GIVEN INFORMATION:
>>
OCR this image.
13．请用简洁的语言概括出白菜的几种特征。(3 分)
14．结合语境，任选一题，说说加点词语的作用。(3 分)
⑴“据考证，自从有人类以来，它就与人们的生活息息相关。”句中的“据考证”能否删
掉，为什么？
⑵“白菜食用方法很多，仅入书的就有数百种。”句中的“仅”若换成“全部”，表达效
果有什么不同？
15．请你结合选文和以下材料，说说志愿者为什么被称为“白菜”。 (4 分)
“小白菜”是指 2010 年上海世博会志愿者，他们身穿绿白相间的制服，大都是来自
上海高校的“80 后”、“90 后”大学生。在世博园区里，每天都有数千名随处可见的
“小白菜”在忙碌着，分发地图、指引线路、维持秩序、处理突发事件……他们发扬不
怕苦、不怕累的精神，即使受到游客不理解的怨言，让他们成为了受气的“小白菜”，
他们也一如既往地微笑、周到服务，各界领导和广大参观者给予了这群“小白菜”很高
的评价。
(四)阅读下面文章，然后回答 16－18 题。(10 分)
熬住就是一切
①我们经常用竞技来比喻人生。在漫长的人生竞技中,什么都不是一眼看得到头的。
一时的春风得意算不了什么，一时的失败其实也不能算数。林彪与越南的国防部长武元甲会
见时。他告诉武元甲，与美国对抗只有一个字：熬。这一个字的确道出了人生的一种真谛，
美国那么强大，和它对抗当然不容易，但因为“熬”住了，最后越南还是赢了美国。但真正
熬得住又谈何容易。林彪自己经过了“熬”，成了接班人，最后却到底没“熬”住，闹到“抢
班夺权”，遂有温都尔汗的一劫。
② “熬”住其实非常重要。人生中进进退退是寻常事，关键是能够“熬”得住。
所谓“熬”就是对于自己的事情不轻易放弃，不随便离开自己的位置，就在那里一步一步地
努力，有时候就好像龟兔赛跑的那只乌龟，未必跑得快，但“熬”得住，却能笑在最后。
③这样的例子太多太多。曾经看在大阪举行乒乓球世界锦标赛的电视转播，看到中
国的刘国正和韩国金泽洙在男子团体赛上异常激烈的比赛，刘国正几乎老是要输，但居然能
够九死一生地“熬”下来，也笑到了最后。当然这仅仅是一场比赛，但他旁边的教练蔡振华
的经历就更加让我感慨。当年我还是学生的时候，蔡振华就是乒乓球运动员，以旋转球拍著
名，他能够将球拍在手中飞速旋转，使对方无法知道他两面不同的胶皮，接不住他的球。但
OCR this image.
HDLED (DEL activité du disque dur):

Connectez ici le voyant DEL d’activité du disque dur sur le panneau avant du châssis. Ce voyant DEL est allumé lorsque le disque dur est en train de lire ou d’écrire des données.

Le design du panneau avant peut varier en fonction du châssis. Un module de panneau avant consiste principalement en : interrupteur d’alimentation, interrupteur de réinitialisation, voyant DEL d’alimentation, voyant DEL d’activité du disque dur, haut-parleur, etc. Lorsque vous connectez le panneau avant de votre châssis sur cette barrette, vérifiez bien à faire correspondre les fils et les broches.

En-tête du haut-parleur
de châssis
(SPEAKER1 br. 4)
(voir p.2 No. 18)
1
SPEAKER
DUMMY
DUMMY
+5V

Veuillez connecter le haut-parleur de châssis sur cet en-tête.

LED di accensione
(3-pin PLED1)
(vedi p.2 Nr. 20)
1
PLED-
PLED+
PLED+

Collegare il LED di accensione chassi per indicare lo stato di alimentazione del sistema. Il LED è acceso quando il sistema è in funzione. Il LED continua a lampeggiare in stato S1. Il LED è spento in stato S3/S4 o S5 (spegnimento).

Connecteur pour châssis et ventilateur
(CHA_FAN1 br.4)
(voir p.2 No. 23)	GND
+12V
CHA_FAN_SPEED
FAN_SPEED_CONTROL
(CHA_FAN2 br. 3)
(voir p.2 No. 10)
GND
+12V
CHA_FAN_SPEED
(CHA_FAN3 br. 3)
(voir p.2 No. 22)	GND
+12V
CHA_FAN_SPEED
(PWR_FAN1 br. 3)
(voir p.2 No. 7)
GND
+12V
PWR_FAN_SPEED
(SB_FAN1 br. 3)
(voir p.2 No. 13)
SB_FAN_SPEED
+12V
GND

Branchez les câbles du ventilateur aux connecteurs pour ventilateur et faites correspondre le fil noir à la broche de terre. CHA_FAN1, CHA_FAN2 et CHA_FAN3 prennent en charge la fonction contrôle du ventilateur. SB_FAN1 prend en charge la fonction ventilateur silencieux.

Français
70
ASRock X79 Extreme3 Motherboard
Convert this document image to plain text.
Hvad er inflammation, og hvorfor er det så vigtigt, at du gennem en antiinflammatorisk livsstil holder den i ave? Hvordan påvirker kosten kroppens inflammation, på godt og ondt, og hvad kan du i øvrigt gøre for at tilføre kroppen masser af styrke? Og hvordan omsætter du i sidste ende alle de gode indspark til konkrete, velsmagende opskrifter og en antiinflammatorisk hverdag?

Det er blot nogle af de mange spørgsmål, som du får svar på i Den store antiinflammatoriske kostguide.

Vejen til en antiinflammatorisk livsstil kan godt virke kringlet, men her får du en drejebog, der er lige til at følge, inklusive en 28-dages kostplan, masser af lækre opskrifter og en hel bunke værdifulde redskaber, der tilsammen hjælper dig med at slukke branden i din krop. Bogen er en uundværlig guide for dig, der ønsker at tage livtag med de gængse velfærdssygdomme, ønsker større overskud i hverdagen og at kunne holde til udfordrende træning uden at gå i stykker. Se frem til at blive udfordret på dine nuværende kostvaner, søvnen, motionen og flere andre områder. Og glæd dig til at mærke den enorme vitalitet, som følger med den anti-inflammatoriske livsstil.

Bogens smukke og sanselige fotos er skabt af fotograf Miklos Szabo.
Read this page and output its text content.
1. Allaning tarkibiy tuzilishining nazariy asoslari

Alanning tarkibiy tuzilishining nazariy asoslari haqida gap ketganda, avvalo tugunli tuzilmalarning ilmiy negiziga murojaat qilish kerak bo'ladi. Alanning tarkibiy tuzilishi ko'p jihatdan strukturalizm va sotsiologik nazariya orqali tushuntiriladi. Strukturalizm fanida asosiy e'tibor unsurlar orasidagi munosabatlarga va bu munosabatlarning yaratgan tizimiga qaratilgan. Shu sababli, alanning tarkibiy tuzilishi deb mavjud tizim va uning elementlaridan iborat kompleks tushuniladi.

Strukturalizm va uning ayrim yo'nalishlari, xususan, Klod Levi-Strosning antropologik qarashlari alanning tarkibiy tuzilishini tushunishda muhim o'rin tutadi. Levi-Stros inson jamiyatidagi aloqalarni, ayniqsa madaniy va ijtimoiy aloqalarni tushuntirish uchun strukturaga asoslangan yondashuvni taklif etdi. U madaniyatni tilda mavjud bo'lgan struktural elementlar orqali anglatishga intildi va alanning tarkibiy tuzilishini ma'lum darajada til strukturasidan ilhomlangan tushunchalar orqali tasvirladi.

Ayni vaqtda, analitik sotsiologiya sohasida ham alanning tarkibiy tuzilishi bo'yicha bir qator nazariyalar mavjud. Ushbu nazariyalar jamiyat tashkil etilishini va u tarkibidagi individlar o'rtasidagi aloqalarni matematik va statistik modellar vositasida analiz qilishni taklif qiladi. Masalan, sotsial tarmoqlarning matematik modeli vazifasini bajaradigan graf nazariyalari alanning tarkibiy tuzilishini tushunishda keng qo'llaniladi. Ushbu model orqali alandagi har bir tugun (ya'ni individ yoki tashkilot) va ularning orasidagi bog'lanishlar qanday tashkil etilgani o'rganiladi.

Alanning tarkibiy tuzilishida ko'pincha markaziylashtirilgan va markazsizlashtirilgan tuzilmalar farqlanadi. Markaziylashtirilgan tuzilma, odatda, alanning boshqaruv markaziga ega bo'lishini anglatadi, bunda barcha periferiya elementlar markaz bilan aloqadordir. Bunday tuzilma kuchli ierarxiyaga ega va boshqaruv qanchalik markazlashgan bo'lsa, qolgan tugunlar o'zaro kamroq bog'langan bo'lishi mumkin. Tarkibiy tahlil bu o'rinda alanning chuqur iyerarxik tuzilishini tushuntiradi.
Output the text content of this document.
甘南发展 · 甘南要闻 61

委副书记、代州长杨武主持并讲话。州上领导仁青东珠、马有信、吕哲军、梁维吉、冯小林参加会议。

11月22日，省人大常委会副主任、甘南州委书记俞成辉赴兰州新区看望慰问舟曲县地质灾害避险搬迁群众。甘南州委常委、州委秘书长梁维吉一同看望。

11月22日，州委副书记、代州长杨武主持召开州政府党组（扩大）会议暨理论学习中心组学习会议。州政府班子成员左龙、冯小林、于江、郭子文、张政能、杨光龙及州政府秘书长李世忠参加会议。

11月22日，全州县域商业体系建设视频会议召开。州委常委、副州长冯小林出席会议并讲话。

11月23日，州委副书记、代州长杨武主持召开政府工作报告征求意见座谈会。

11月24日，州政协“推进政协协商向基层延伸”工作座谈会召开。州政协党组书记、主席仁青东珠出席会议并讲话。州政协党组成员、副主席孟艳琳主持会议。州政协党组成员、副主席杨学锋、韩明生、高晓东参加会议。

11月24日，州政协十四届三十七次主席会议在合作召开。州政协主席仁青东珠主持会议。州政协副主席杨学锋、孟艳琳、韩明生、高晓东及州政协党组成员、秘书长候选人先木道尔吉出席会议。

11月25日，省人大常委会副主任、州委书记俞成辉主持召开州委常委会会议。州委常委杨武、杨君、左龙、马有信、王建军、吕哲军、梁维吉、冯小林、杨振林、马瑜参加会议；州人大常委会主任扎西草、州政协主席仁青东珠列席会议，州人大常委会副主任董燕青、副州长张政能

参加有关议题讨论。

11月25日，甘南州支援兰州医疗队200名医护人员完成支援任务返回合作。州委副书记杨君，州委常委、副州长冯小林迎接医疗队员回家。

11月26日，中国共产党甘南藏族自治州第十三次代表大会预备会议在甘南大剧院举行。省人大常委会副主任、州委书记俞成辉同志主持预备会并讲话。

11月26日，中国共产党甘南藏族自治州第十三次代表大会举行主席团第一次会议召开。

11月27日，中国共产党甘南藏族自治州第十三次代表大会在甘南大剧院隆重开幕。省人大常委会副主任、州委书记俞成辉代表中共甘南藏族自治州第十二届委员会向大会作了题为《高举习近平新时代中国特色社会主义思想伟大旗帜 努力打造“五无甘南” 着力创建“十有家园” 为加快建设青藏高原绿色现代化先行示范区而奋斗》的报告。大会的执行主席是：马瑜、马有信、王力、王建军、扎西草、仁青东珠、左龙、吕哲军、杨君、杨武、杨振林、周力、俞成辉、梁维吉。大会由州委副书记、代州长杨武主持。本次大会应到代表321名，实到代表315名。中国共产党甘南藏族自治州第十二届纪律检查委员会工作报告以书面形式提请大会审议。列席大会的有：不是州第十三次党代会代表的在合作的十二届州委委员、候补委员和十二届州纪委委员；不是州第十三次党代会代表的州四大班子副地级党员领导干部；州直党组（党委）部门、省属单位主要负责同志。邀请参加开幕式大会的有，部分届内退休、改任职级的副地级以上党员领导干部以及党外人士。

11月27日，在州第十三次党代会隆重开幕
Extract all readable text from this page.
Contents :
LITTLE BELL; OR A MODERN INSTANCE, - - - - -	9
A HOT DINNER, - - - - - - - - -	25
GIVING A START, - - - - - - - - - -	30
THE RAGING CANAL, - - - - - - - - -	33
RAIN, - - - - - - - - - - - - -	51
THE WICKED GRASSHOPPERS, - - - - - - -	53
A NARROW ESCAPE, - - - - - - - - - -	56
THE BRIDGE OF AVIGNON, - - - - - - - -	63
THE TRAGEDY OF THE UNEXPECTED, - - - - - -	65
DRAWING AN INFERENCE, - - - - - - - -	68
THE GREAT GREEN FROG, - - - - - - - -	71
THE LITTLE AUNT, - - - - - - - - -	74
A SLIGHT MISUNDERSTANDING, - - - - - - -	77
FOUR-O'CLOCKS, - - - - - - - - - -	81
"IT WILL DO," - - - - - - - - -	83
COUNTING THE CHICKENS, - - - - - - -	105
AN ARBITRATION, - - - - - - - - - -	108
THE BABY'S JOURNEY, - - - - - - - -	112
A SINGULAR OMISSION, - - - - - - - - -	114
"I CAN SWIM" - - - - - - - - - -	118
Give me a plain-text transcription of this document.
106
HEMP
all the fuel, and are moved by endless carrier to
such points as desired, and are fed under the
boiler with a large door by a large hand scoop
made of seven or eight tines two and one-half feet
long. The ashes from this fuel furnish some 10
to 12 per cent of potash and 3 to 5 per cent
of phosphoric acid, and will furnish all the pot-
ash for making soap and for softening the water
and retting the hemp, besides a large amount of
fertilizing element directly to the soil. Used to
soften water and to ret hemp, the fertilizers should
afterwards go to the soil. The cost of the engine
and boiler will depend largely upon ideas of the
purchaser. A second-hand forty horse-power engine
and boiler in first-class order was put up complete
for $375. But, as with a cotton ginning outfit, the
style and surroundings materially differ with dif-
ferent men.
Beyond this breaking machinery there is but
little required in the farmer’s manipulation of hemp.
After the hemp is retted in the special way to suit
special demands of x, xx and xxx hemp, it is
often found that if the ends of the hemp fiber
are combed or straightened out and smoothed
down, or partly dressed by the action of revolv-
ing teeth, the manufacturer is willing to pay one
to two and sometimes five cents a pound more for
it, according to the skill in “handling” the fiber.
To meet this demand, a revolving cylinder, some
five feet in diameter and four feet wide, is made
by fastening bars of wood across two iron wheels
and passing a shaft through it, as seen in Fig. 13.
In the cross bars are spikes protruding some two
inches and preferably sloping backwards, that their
<<
WHAT NEEDS TO BE DONE:
Of the lines in the data above, how many contain the word "fuel"? Give only that figure.

THE RESULT:
2